» **Problem to work on**:
Reproduce every line of the records below word for word, leaving out the pictures.

====== Rows

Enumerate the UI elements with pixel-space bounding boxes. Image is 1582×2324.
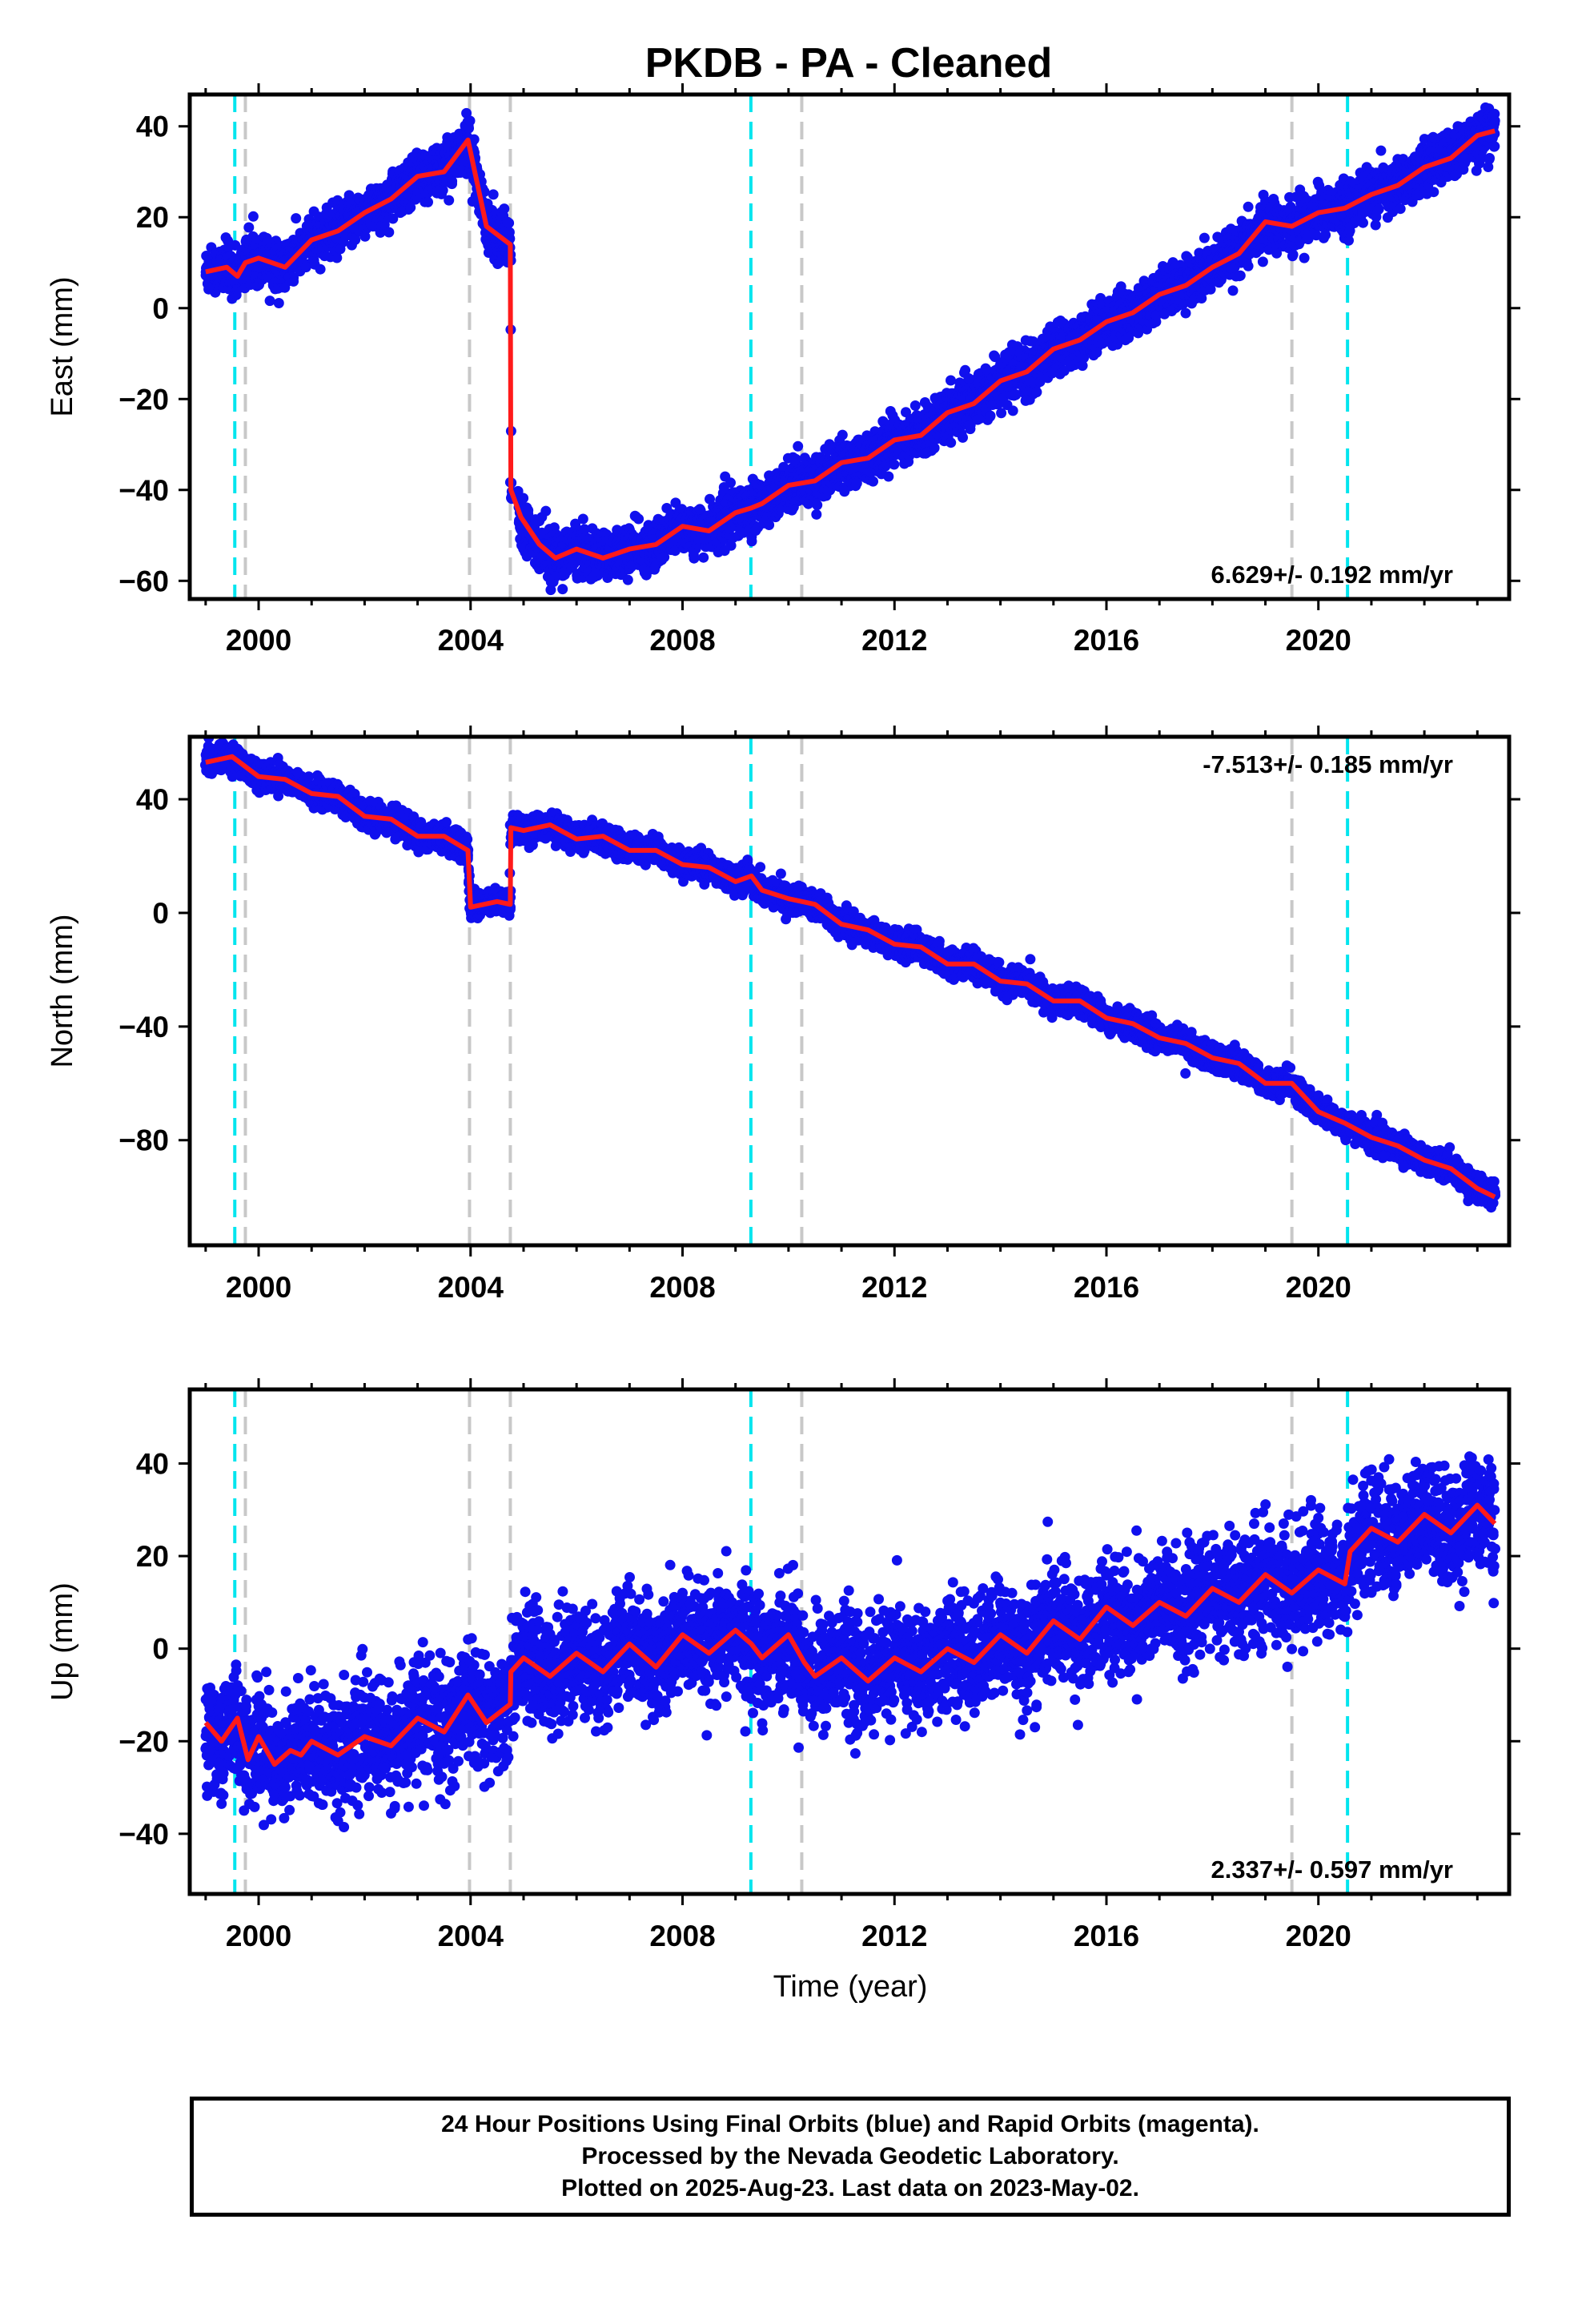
data-point [405, 202, 416, 213]
data-point [793, 440, 804, 452]
data-point [247, 211, 259, 222]
data-point [447, 179, 457, 190]
data-point [746, 536, 757, 547]
data-point [929, 442, 940, 453]
data-point [1007, 405, 1018, 416]
data-point [518, 493, 529, 504]
data-point [837, 429, 848, 440]
data-point [557, 584, 568, 595]
data-point [437, 185, 448, 196]
data-point [288, 275, 299, 287]
data-point [444, 195, 455, 206]
data-point [387, 213, 399, 224]
data-points [200, 102, 1500, 596]
data-point [622, 574, 633, 585]
data-point [958, 432, 968, 443]
data-point [946, 375, 956, 386]
data-point [909, 400, 921, 411]
data-point [1031, 387, 1042, 398]
data-point [812, 500, 823, 511]
data-point [423, 196, 433, 207]
data-point [889, 459, 900, 470]
data-point [811, 509, 822, 520]
data-point [633, 513, 644, 525]
data-point [577, 513, 588, 525]
data-point [359, 231, 371, 242]
data-point [698, 552, 709, 563]
data-point [230, 239, 241, 251]
data-point [499, 203, 510, 215]
east-panel: 2000 2004 2008 2012 2016 2020−60−40−2002040Ea… [46, 83, 1520, 657]
data-point [383, 227, 395, 238]
data-point [300, 262, 311, 273]
data-point [523, 505, 533, 516]
data-point [545, 585, 556, 596]
data-point [243, 222, 255, 233]
data-point [464, 115, 476, 127]
data-point [468, 134, 480, 145]
data-point [488, 189, 499, 200]
data-point [1123, 332, 1134, 344]
data-point [264, 296, 275, 307]
data-point [946, 437, 957, 448]
data-point [985, 411, 996, 422]
data-point [315, 263, 326, 275]
data-point [504, 218, 515, 228]
data-point [540, 505, 552, 517]
data-point [273, 298, 284, 308]
chart-title: PKDB - PA - Cleaned [645, 40, 1053, 86]
data-point [291, 213, 302, 224]
data-point [868, 476, 878, 487]
data-point [350, 234, 361, 245]
data-point [883, 471, 894, 482]
data-point [725, 477, 736, 489]
plot-area [200, 94, 1500, 599]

============

» **Exercise solution**:
Enumerate the UI elements with pixel-space bounding boxes. Image is 1582×2324.
data-point [405, 202, 416, 213]
data-point [793, 440, 804, 452]
data-point [247, 211, 259, 222]
data-point [447, 179, 457, 190]
data-point [746, 536, 757, 547]
data-point [929, 442, 940, 453]
data-point [1007, 405, 1018, 416]
data-point [518, 493, 529, 504]
data-point [837, 429, 848, 440]
data-point [557, 584, 568, 595]
data-point [437, 185, 448, 196]
data-point [288, 275, 299, 287]
data-point [444, 195, 455, 206]
data-point [387, 213, 399, 224]
data-points [200, 102, 1500, 596]
data-point [622, 574, 633, 585]
data-point [958, 432, 968, 443]
data-point [946, 375, 956, 386]
data-point [909, 400, 921, 411]
data-point [1031, 387, 1042, 398]
data-point [812, 500, 823, 511]
data-point [423, 196, 433, 207]
data-point [889, 459, 900, 470]
data-point [811, 509, 822, 520]
data-point [633, 513, 644, 525]
data-point [577, 513, 588, 525]
data-point [359, 231, 371, 242]
data-point [698, 552, 709, 563]
data-point [230, 239, 241, 251]
data-point [499, 203, 510, 215]
east-panel: 2000 2004 2008 2012 2016 2020−60−40−2002040Ea… [46, 83, 1520, 657]
data-point [383, 227, 395, 238]
data-point [300, 262, 311, 273]
data-point [523, 505, 533, 516]
data-point [545, 585, 556, 596]
data-point [243, 222, 255, 233]
data-point [464, 115, 476, 127]
data-point [468, 134, 480, 145]
data-point [488, 189, 499, 200]
data-point [1123, 332, 1134, 344]
data-point [264, 296, 275, 307]
data-point [946, 437, 957, 448]
data-point [985, 411, 996, 422]
data-point [315, 263, 326, 275]
data-point [504, 218, 515, 228]
data-point [540, 505, 552, 517]
data-point [273, 298, 284, 308]
chart-title: PKDB - PA - Cleaned [645, 40, 1053, 86]
data-point [291, 213, 302, 224]
data-point [868, 476, 878, 487]
data-point [350, 234, 361, 245]
data-point [883, 471, 894, 482]
data-point [725, 477, 736, 489]
plot-area [200, 94, 1500, 599]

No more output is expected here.